[Data records]
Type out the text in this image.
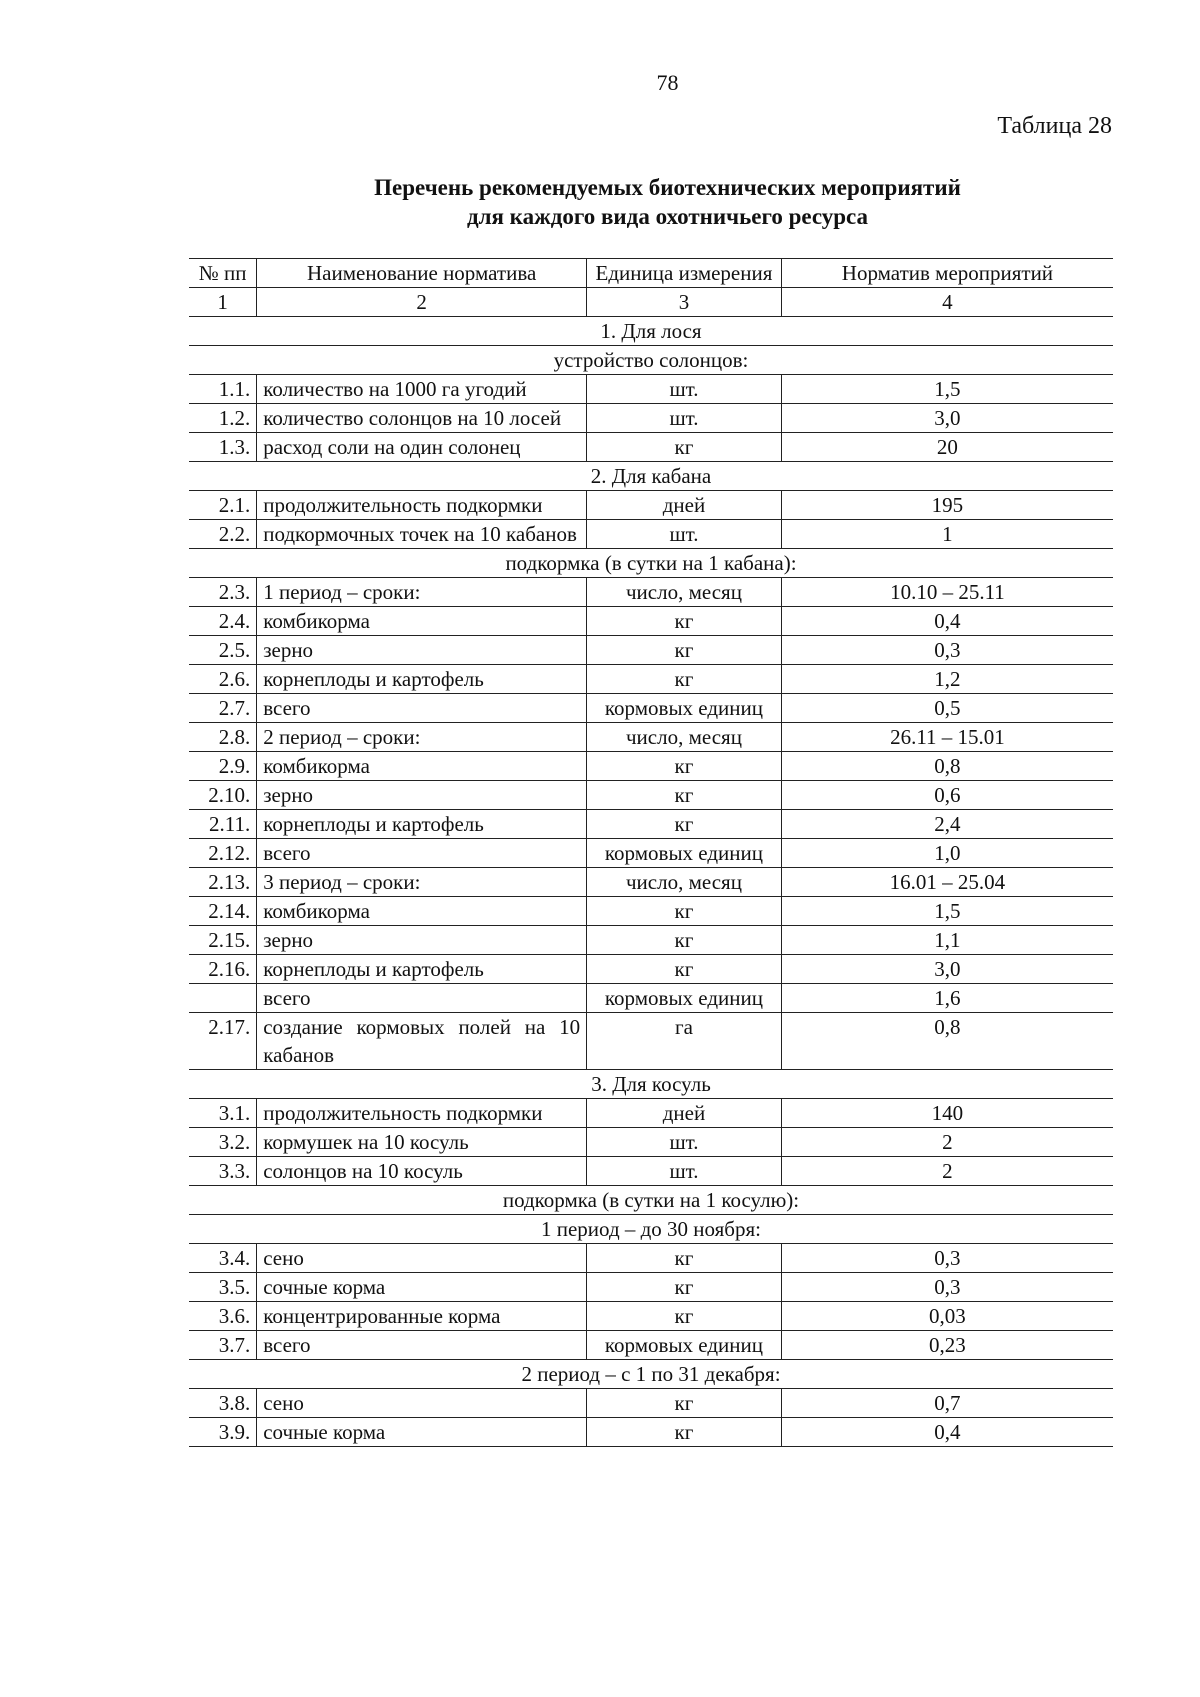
78
Таблица 28
Перечень рекомендуемых биотехнических мероприятий
для каждого вида охотничьего ресурса
№ пп	Наименование норматива	Единица измерения	Норматив мероприятий
1	2	3	4
1. Для лося			
устройство солонцов:			
1.1.	количество на 1000 га угодий	шт.	1,5
1.2.	количество солонцов на 10 лосей	шт.	3,0
1.3.	расход соли на один солонец	кг	20
2. Для кабана			
2.1.	продолжительность подкормки	дней	195
2.2.	подкормочных точек на 10 кабанов	шт.	1
подкормка (в сутки на 1 кабана):			
2.3.	1 период – сроки:	число, месяц	10.10 – 25.11
2.4.	комбикорма	кг	0,4
2.5.	зерно	кг	0,3
2.6.	корнеплоды и картофель	кг	1,2
2.7.	всего	кормовых единиц	0,5
2.8.	2 период – сроки:	число, месяц	26.11 – 15.01
2.9.	комбикорма	кг	0,8
2.10.	зерно	кг	0,6
2.11.	корнеплоды и картофель	кг	2,4
2.12.	всего	кормовых единиц	1,0
2.13.	3 период – сроки:	число, месяц	16.01 – 25.04
2.14.	комбикорма	кг	1,5
2.15.	зерно	кг	1,1
2.16.	корнеплоды и картофель	кг	3,0
	всего	кормовых единиц	1,6
2.17.	создание кормовых полей на 10 кабанов	га	0,8
3. Для косуль			
3.1.	продолжительность подкормки	дней	140
3.2.	кормушек на 10 косуль	шт.	2
3.3.	солонцов на 10 косуль	шт.	2
подкормка (в сутки на 1 косулю):			
1 период – до 30 ноября:			
3.4.	сено	кг	0,3
3.5.	сочные корма	кг	0,3
3.6.	концентрированные корма	кг	0,03
3.7.	всего	кормовых единиц	0,23
2 период – с 1 по 31 декабря:			
3.8.	сено	кг	0,7
3.9.	сочные корма	кг	0,4
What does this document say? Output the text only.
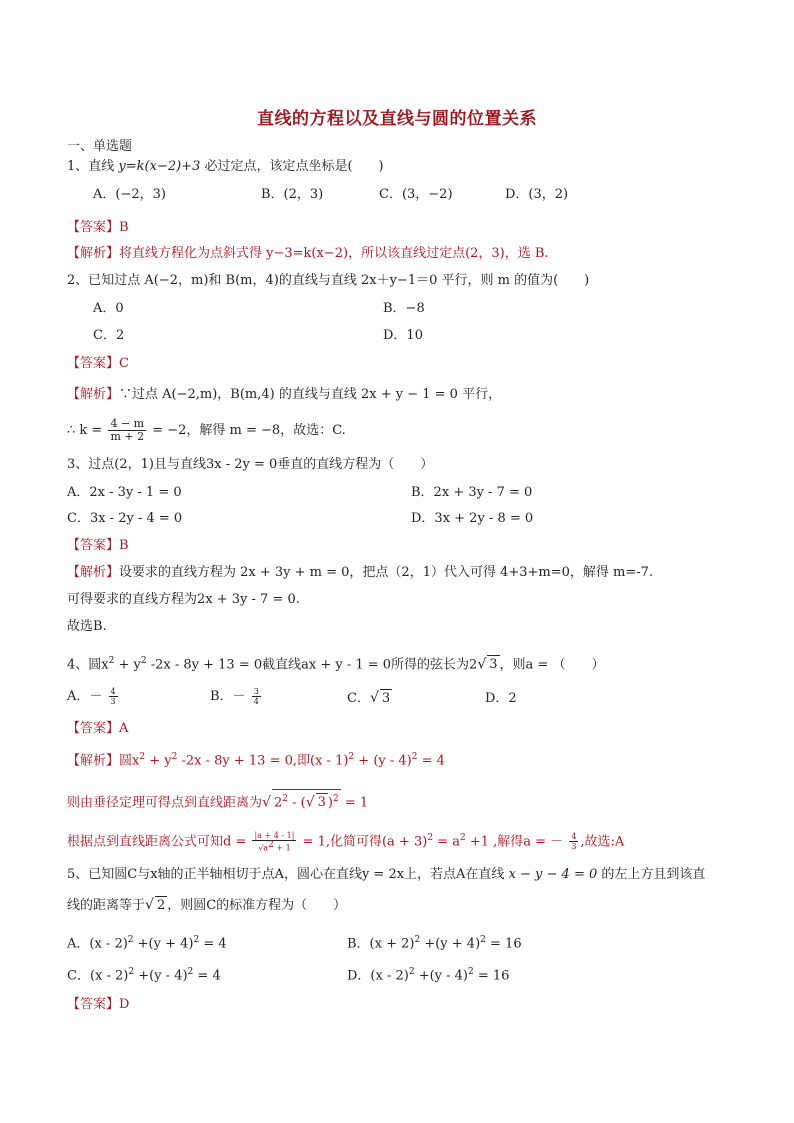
直线的方程以及直线与圆的位置关系
一、单选题
1、直线 y=k(x−2)+3 必过定点，该定点坐标是(　　)
A．(−2，3)	B．(2，3)	C．(3，−2)	D．(3，2)
【答案】B
【解析】将直线方程化为点斜式得 y−3=k(x−2)，所以该直线过定点(2，3)，选 B.
2、已知过点 A(−2，m)和 B(m，4)的直线与直线 2x＋y−1＝0 平行，则 m 的值为(　　)
A．0	B．−8
C．2	D．10
【答案】C
【解析】∵过点 A(−2,m)，B(m,4) 的直线与直线 2x + y − 1 = 0 平行，
∴ $k = \frac{4 - m}{m + 2} = -2$，解得 m = −8，故选：C.
3、过点(2，1)且与直线3x - 2y = 0垂直的直线方程为（　　）
A．2x - 3y - 1 = 0	B．2x + 3y - 7 = 0
C．3x - 2y - 4 = 0	D．3x + 2y - 8 = 0
【答案】B
【解析】设要求的直线方程为 2x + 3y + m = 0，把点（2，1）代入可得 4+3+m=0，解得 m=-7.
可得要求的直线方程为2x + 3y - 7 = 0.
故选B.
4、圆$x^2 + y^2$ -2x - 8y + 13 = 0截直线ax + y - 1 = 0所得的弦长为2√ 3 ，则a = （　　）
A．－ $\frac{4}{3}$	B．－ $\frac{3}{4}$	C．√ 3	D．2
【答案】A
【解析】圆$x^2 + y^2$ -2x - 8y + 13 = 0,即(x - 1)$^2$ + (y - 4)$^2$ = 4
则由垂径定理可得点到直线距离为√ $2^2$ - (√ 3 )$^2$ = 1
根据点到直线距离公式可知$d = \frac{|a + 4 - 1|}{√a^2 + 1} = 1$,化简可得$(a + 3)^2 = a^2 +1$ ,解得a = － $\frac{4}{3}$ ,故选:A
5、已知圆C与x轴的正半轴相切于点A，圆心在直线y = 2x上，若点A在直线 x − y − 4 = 0 的左上方且到该直
线的距离等于√ 2 ，则圆C的标准方程为（　　）
A．$(x - 2)^2 +(y + 4)^2 = 4$	B．$(x + 2)^2 +(y + 4)^2 = 16$
C．(x - 2)$^2$ +(y - 4)$^2$ = 4	D．(x - 2)$^2$ +(y - 4)$^2$ = 16
【答案】D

* _Set exercise_: Say how many lines in the records contain the string "подкормки", and say nothing else.

* _Completed exercise_: 2